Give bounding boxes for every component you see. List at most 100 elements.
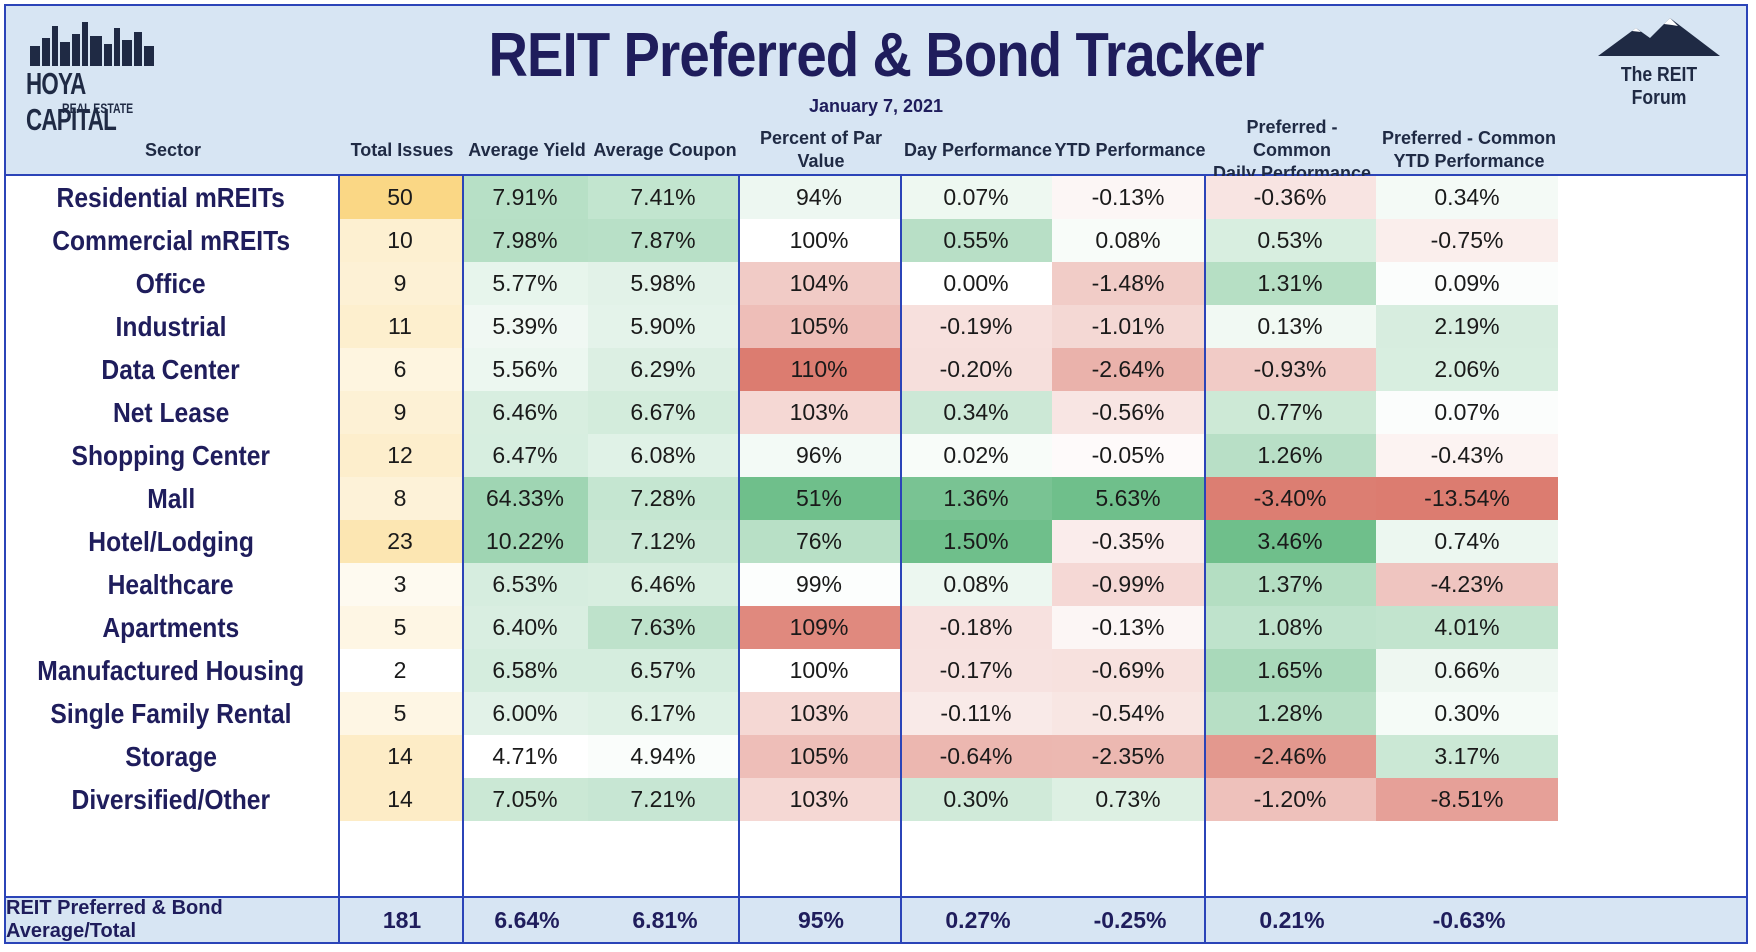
col-header-pref-common-ytd: Preferred - Common YTD Performance [1378,120,1560,180]
cell-percent-of-par: 94% [738,176,900,219]
cell-average-coupon: 7.21% [588,778,738,821]
cell-pref-common-daily: -0.36% [1204,176,1376,219]
sector-label: Hotel/Lodging [88,525,254,557]
cell-average-yield: 6.40% [462,606,588,649]
sector-label: Apartments [102,611,240,643]
cell-percent-of-par: 103% [738,391,900,434]
cell-ytd-performance: -0.13% [1052,176,1204,219]
mountain-icon [1598,18,1720,56]
cell-average-yield: 6.53% [462,563,588,606]
cell-pref-common-daily: 1.08% [1204,606,1376,649]
cell-day-performance: 0.07% [900,176,1052,219]
logo-left-subtitle: REAL ESTATE [62,100,134,116]
logo-right-text: The REIT Forum [1620,64,1698,109]
cell-day-performance: 0.02% [900,434,1052,477]
col-header-percent-of-par: Percent of Par Value [759,128,883,171]
divider-ytd [1204,176,1206,944]
cell-pref-common-daily: 1.31% [1204,262,1376,305]
table-row: Storage 14 4.71% 4.94% 105% -0.64% -2.35% -2.46… [4,735,1748,778]
reit-forum-logo: The REIT Forum [1584,16,1734,109]
cell-pref-common-ytd: -8.51% [1376,778,1558,821]
cell-pref-common-ytd: 2.06% [1376,348,1558,391]
cell-total-issues: 6 [338,348,462,391]
cell-average-yield: 6.00% [462,692,588,735]
total-pref-common-daily: 0.21% [1259,906,1325,933]
cell-day-performance: -0.17% [900,649,1052,692]
col-header-pref-common-ytd-line1: Preferred - Common [1381,128,1557,148]
cell-pref-common-ytd: 0.07% [1376,391,1558,434]
report-date: January 7, 2021 [808,96,944,116]
cell-total-issues: 14 [338,735,462,778]
cell-average-yield: 5.56% [462,348,588,391]
cell-sector: Data Center [4,348,338,391]
cell-sector: Net Lease [4,391,338,434]
cell-day-performance: 0.08% [900,563,1052,606]
cell-day-performance: 0.00% [900,262,1052,305]
cell-sector: Industrial [4,305,338,348]
cell-total-issues: 9 [338,262,462,305]
cell-average-yield: 5.77% [462,262,588,305]
sector-label: Commercial mREITs [52,224,290,256]
cell-pref-common-daily: 0.13% [1204,305,1376,348]
divider-issues [462,176,464,944]
cell-average-coupon: 6.08% [588,434,738,477]
cell-percent-of-par: 100% [738,219,900,262]
cell-pref-common-daily: -3.40% [1204,477,1376,520]
table-row: Healthcare 3 6.53% 6.46% 99% 0.08% -0.99% 1.37%… [4,563,1748,606]
cell-average-coupon: 4.94% [588,735,738,778]
table-row: Hotel/Lodging 23 10.22% 7.12% 76% 1.50% -0.35%… [4,520,1748,563]
cell-sector: Single Family Rental [4,692,338,735]
cell-average-coupon: 6.17% [588,692,738,735]
cell-pref-common-daily: 1.26% [1204,434,1376,477]
cell-percent-of-par: 105% [738,735,900,778]
table-row: Single Family Rental 5 6.00% 6.17% 103% -0.11… [4,692,1748,735]
cell-total-issues: 5 [338,606,462,649]
cell-sector: Residential mREITs [4,176,338,219]
sector-label: Manufactured Housing [37,654,305,686]
cell-average-yield: 7.05% [462,778,588,821]
logo-left-title: HOYA CAPITAL [26,66,117,137]
col-header-average-coupon: Average Coupon [593,139,737,160]
cell-percent-of-par: 109% [738,606,900,649]
cell-ytd-performance: -0.56% [1052,391,1204,434]
cell-pref-common-daily: 3.46% [1204,520,1376,563]
cell-pref-common-ytd: 0.74% [1376,520,1558,563]
cell-day-performance: 0.55% [900,219,1052,262]
cell-average-coupon: 5.98% [588,262,738,305]
cell-ytd-performance: -1.48% [1052,262,1204,305]
col-header-pref-common-ytd-line2: YTD Performance [1393,151,1545,171]
cell-pref-common-daily: -1.20% [1204,778,1376,821]
cell-pref-common-ytd: 4.01% [1376,606,1558,649]
table-row: Office 9 5.77% 5.98% 104% 0.00% -1.48% 1.31% 0.0… [4,262,1748,305]
cell-pref-common-ytd: 2.19% [1376,305,1558,348]
cell-average-coupon: 7.28% [588,477,738,520]
cell-average-coupon: 6.46% [588,563,738,606]
divider-sector [338,176,340,944]
sector-label: Data Center [101,353,241,385]
sector-label: Storage [125,740,217,772]
col-header-sector: Sector [144,139,202,160]
cell-day-performance: -0.19% [900,305,1052,348]
cell-ytd-performance: -0.99% [1052,563,1204,606]
cell-day-performance: -0.11% [900,692,1052,735]
col-header-ytd-performance: YTD Performance [1054,139,1206,160]
total-label: REIT Preferred & Bond Average/Total [6,897,223,942]
cell-sector: Shopping Center [4,434,338,477]
cell-day-performance: -0.64% [900,735,1052,778]
cell-average-yield: 7.98% [462,219,588,262]
divider-coupon [738,176,740,944]
total-row: REIT Preferred & Bond Average/Total 181 … [4,896,1748,944]
cell-total-issues: 50 [338,176,462,219]
cell-sector: Office [4,262,338,305]
col-header-pref-common-daily-line1: Preferred - Common [1246,116,1338,160]
sector-label: Net Lease [112,396,230,428]
cell-average-coupon: 7.41% [588,176,738,219]
cell-ytd-performance: -2.35% [1052,735,1204,778]
cell-pref-common-ytd: 0.30% [1376,692,1558,735]
cell-day-performance: 1.50% [900,520,1052,563]
cell-pref-common-daily: 0.53% [1204,219,1376,262]
cell-day-performance: -0.18% [900,606,1052,649]
cell-day-performance: 1.36% [900,477,1052,520]
skyline-icon [30,22,154,66]
cell-percent-of-par: 51% [738,477,900,520]
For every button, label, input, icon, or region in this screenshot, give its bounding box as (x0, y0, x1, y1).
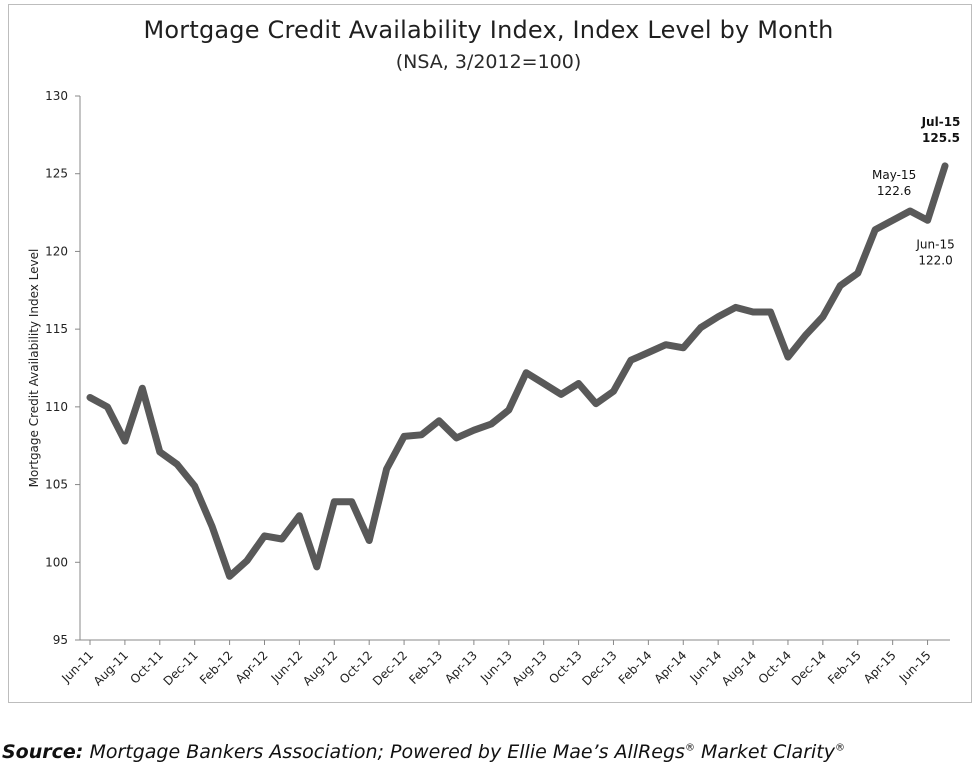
annotation-label: May-15 (872, 168, 916, 182)
chart-frame (8, 4, 972, 703)
annotation-value: 122.0 (918, 253, 952, 267)
x-tick-label: Aug-12 (300, 648, 340, 688)
x-tick-label: Jun-12 (268, 648, 306, 686)
x-tick-label: Apr-13 (442, 648, 480, 686)
x-tick-label: Jun-14 (687, 648, 725, 686)
annotation-label: Jun-15 (915, 237, 954, 251)
x-tick-label: Feb-14 (616, 648, 655, 687)
source-note: Source: Mortgage Bankers Association; Po… (2, 741, 845, 763)
x-tick-label: Aug-14 (719, 648, 759, 688)
x-tick-label: Feb-12 (197, 648, 236, 687)
x-tick-label: Apr-15 (861, 648, 899, 686)
x-tick-label: Aug-13 (509, 648, 549, 688)
y-tick-label: 130 (45, 89, 68, 103)
source-text: Mortgage Bankers Association; Powered by… (89, 741, 685, 763)
annotation-label: Jul-15 (921, 115, 961, 129)
annotation-value: 122.6 (877, 184, 911, 198)
x-tick-label: Jun-11 (58, 648, 96, 686)
x-tick-label: Dec-13 (579, 648, 619, 688)
registered-mark-2: ® (835, 742, 845, 754)
x-tick-label: Dec-11 (161, 648, 201, 688)
y-tick-label: 95 (53, 633, 68, 647)
x-tick-label: Apr-12 (233, 648, 271, 686)
y-tick-label: 105 (45, 478, 68, 492)
x-tick-label: Aug-11 (91, 648, 131, 688)
y-axis-ticks: 95 100 105 110 115 120 125 130 (45, 89, 80, 647)
x-tick-label: Dec-12 (370, 648, 410, 688)
source-label: Source: (2, 741, 84, 763)
x-tick-label: Oct-14 (756, 648, 794, 686)
chart-subtitle: (NSA, 3/2012=100) (395, 51, 582, 73)
y-axis-label: Mortgage Credit Availability Index Level (27, 249, 41, 488)
y-tick-label: 125 (45, 167, 68, 181)
x-tick-label: Feb-15 (825, 648, 864, 687)
x-tick-label: Apr-14 (651, 648, 689, 686)
x-tick-label: Oct-13 (546, 648, 584, 686)
y-tick-label: 115 (45, 322, 68, 336)
annotations: Jul-15 125.5 May-15 122.6 Jun-15 122.0 (872, 115, 960, 267)
source-text-2: Market Clarity (700, 741, 835, 763)
y-tick-label: 110 (45, 400, 68, 414)
y-tick-label: 120 (45, 244, 68, 258)
y-tick-label: 100 (45, 555, 68, 569)
chart-axes (79, 96, 950, 641)
series-line (86, 162, 949, 580)
series-group (86, 162, 949, 580)
x-tick-label: Oct-12 (337, 648, 375, 686)
x-axis-ticks: Jun-11Aug-11Oct-11Dec-11Feb-12Apr-12Jun-… (58, 640, 934, 689)
x-tick-label: Feb-13 (406, 648, 445, 687)
x-tick-label: Dec-14 (789, 648, 829, 688)
annotation-value: 125.5 (922, 131, 960, 145)
x-tick-label: Jun-15 (896, 648, 934, 686)
x-tick-label: Jun-13 (477, 648, 515, 686)
chart-title: Mortgage Credit Availability Index, Inde… (143, 16, 834, 44)
registered-mark-1: ® (684, 742, 695, 754)
x-tick-label: Oct-11 (127, 648, 165, 686)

PROBLEM DETAILS.
Find each row above that contains the word "Office" and copy those rows in full. Case counts, so match only that capitalization.

SOLVED PROBLEM.
table-row: Office 9 5.77% 5.98% 104% 0.00% -1.48% 1.31% 0.0… [4,262,1748,305]
cell-sector: Office [4,262,338,305]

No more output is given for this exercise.